* **What is needed**
Omit images. Retype all entries verbatim.

* **Provided data**
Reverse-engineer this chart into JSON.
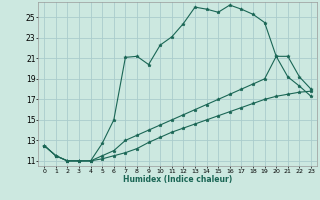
{
  "xlabel": "Humidex (Indice chaleur)",
  "background_color": "#cce8e0",
  "grid_color": "#aacccc",
  "line_color": "#1a6655",
  "marker": "*",
  "xlim": [
    -0.5,
    23.5
  ],
  "ylim": [
    10.5,
    26.5
  ],
  "xticks": [
    0,
    1,
    2,
    3,
    4,
    5,
    6,
    7,
    8,
    9,
    10,
    11,
    12,
    13,
    14,
    15,
    16,
    17,
    18,
    19,
    20,
    21,
    22,
    23
  ],
  "yticks": [
    11,
    13,
    15,
    17,
    19,
    21,
    23,
    25
  ],
  "line1_x": [
    0,
    1,
    2,
    3,
    4,
    5,
    6,
    7,
    8,
    9,
    10,
    11,
    12,
    13,
    14,
    15,
    16,
    17,
    18,
    19,
    20,
    21,
    22,
    23
  ],
  "line1_y": [
    12.5,
    11.5,
    11.0,
    11.0,
    11.0,
    12.7,
    15.0,
    21.1,
    21.2,
    20.4,
    22.3,
    23.1,
    24.4,
    26.0,
    25.8,
    25.5,
    26.2,
    25.8,
    25.3,
    24.5,
    21.2,
    19.2,
    18.3,
    17.3
  ],
  "line2_x": [
    0,
    1,
    2,
    3,
    4,
    5,
    6,
    7,
    8,
    9,
    10,
    11,
    12,
    13,
    14,
    15,
    16,
    17,
    18,
    19,
    20,
    21,
    22,
    23
  ],
  "line2_y": [
    12.5,
    11.5,
    11.0,
    11.0,
    11.0,
    11.5,
    12.0,
    13.0,
    13.5,
    14.0,
    14.5,
    15.0,
    15.5,
    16.0,
    16.5,
    17.0,
    17.5,
    18.0,
    18.5,
    19.0,
    21.2,
    21.2,
    19.2,
    18.0
  ],
  "line3_x": [
    0,
    1,
    2,
    3,
    4,
    5,
    6,
    7,
    8,
    9,
    10,
    11,
    12,
    13,
    14,
    15,
    16,
    17,
    18,
    19,
    20,
    21,
    22,
    23
  ],
  "line3_y": [
    12.5,
    11.5,
    11.0,
    11.0,
    11.0,
    11.2,
    11.5,
    11.8,
    12.2,
    12.8,
    13.3,
    13.8,
    14.2,
    14.6,
    15.0,
    15.4,
    15.8,
    16.2,
    16.6,
    17.0,
    17.3,
    17.5,
    17.7,
    17.8
  ]
}
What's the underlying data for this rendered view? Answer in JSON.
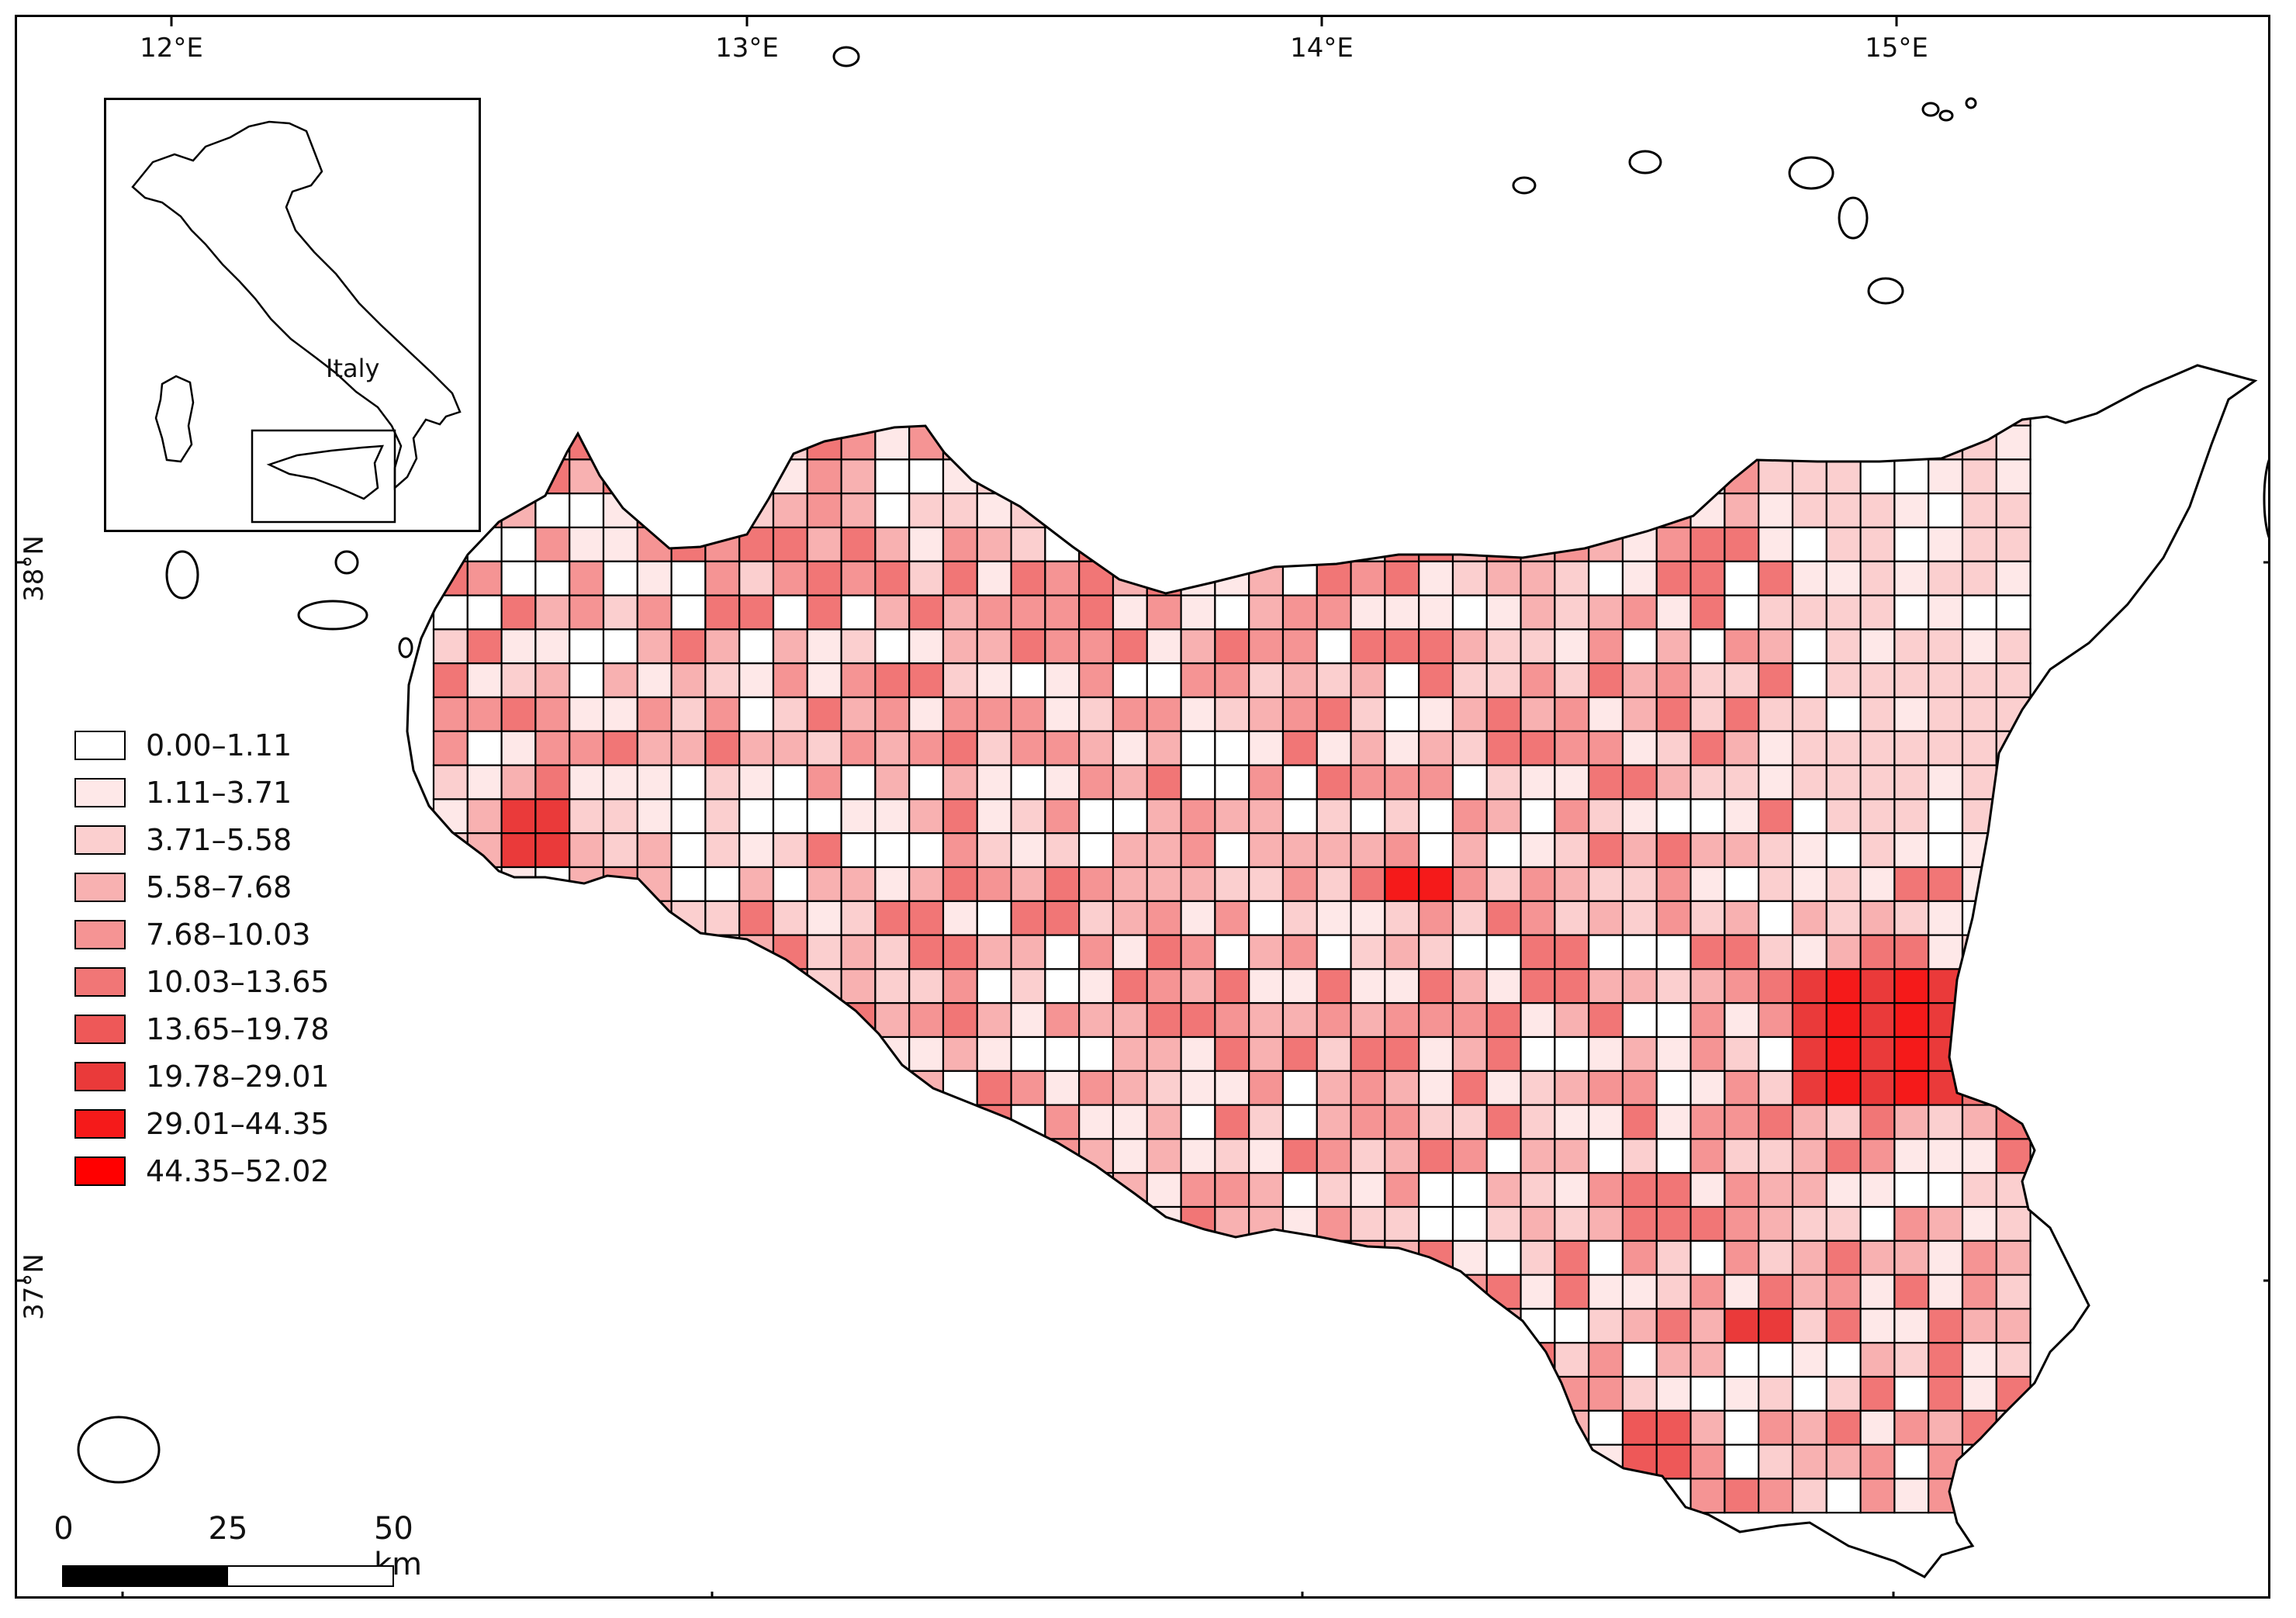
{
  "map": {
    "grid_columns": 47,
    "grid_rows": 34
  },
  "axes": {
    "longitude_labels": [
      "12°E",
      "13°E",
      "14°E",
      "15°E"
    ],
    "latitude_labels": [
      "38°N",
      "37°N"
    ]
  },
  "inset": {
    "label": "Italy"
  },
  "legend": {
    "classes": [
      {
        "label": "0.00–1.11",
        "color": "#ffffff"
      },
      {
        "label": "1.11–3.71",
        "color": "#fee8e8"
      },
      {
        "label": "3.71–5.58",
        "color": "#fbcfcf"
      },
      {
        "label": "5.58–7.68",
        "color": "#f8b1b1"
      },
      {
        "label": "7.68–10.03",
        "color": "#f59494"
      },
      {
        "label": "10.03–13.65",
        "color": "#f17676"
      },
      {
        "label": "13.65–19.78",
        "color": "#ee5858"
      },
      {
        "label": "19.78–29.01",
        "color": "#ea3a3a"
      },
      {
        "label": "29.01–44.35",
        "color": "#f51a1a"
      },
      {
        "label": "44.35–52.02",
        "color": "#ff0000"
      }
    ]
  },
  "scalebar": {
    "ticks": [
      "0",
      "25",
      "50 km"
    ]
  },
  "colors": {
    "outline": "#000000",
    "background": "#ffffff"
  }
}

* **The answer**
Reverse-engineer this chart into JSON.
{
  "xlabel": "Humidex (Indice chaleur)",
  "background_color": "#cce8e0",
  "grid_color": "#aacccc",
  "line_color": "#1a6655",
  "marker": "*",
  "xlim": [
    -0.5,
    23.5
  ],
  "ylim": [
    10.5,
    26.5
  ],
  "xticks": [
    0,
    1,
    2,
    3,
    4,
    5,
    6,
    7,
    8,
    9,
    10,
    11,
    12,
    13,
    14,
    15,
    16,
    17,
    18,
    19,
    20,
    21,
    22,
    23
  ],
  "yticks": [
    11,
    13,
    15,
    17,
    19,
    21,
    23,
    25
  ],
  "line1_x": [
    0,
    1,
    2,
    3,
    4,
    5,
    6,
    7,
    8,
    9,
    10,
    11,
    12,
    13,
    14,
    15,
    16,
    17,
    18,
    19,
    20,
    21,
    22,
    23
  ],
  "line1_y": [
    12.5,
    11.5,
    11.0,
    11.0,
    11.0,
    12.7,
    15.0,
    21.1,
    21.2,
    20.4,
    22.3,
    23.1,
    24.4,
    26.0,
    25.8,
    25.5,
    26.2,
    25.8,
    25.3,
    24.5,
    21.2,
    19.2,
    18.3,
    17.3
  ],
  "line2_x": [
    0,
    1,
    2,
    3,
    4,
    5,
    6,
    7,
    8,
    9,
    10,
    11,
    12,
    13,
    14,
    15,
    16,
    17,
    18,
    19,
    20,
    21,
    22,
    23
  ],
  "line2_y": [
    12.5,
    11.5,
    11.0,
    11.0,
    11.0,
    11.5,
    12.0,
    13.0,
    13.5,
    14.0,
    14.5,
    15.0,
    15.5,
    16.0,
    16.5,
    17.0,
    17.5,
    18.0,
    18.5,
    19.0,
    21.2,
    21.2,
    19.2,
    18.0
  ],
  "line3_x": [
    0,
    1,
    2,
    3,
    4,
    5,
    6,
    7,
    8,
    9,
    10,
    11,
    12,
    13,
    14,
    15,
    16,
    17,
    18,
    19,
    20,
    21,
    22,
    23
  ],
  "line3_y": [
    12.5,
    11.5,
    11.0,
    11.0,
    11.0,
    11.2,
    11.5,
    11.8,
    12.2,
    12.8,
    13.3,
    13.8,
    14.2,
    14.6,
    15.0,
    15.4,
    15.8,
    16.2,
    16.6,
    17.0,
    17.3,
    17.5,
    17.7,
    17.8
  ]
}
What's the underlying data for this rendered view? Answer in JSON.
{
  "map": {
    "grid_columns": 47,
    "grid_rows": 34
  },
  "axes": {
    "longitude_labels": [
      "12°E",
      "13°E",
      "14°E",
      "15°E"
    ],
    "latitude_labels": [
      "38°N",
      "37°N"
    ]
  },
  "inset": {
    "label": "Italy"
  },
  "legend": {
    "classes": [
      {
        "label": "0.00–1.11",
        "color": "#ffffff"
      },
      {
        "label": "1.11–3.71",
        "color": "#fee8e8"
      },
      {
        "label": "3.71–5.58",
        "color": "#fbcfcf"
      },
      {
        "label": "5.58–7.68",
        "color": "#f8b1b1"
      },
      {
        "label": "7.68–10.03",
        "color": "#f59494"
      },
      {
        "label": "10.03–13.65",
        "color": "#f17676"
      },
      {
        "label": "13.65–19.78",
        "color": "#ee5858"
      },
      {
        "label": "19.78–29.01",
        "color": "#ea3a3a"
      },
      {
        "label": "29.01–44.35",
        "color": "#f51a1a"
      },
      {
        "label": "44.35–52.02",
        "color": "#ff0000"
      }
    ]
  },
  "scalebar": {
    "ticks": [
      "0",
      "25",
      "50 km"
    ]
  },
  "colors": {
    "outline": "#000000",
    "background": "#ffffff"
  }
}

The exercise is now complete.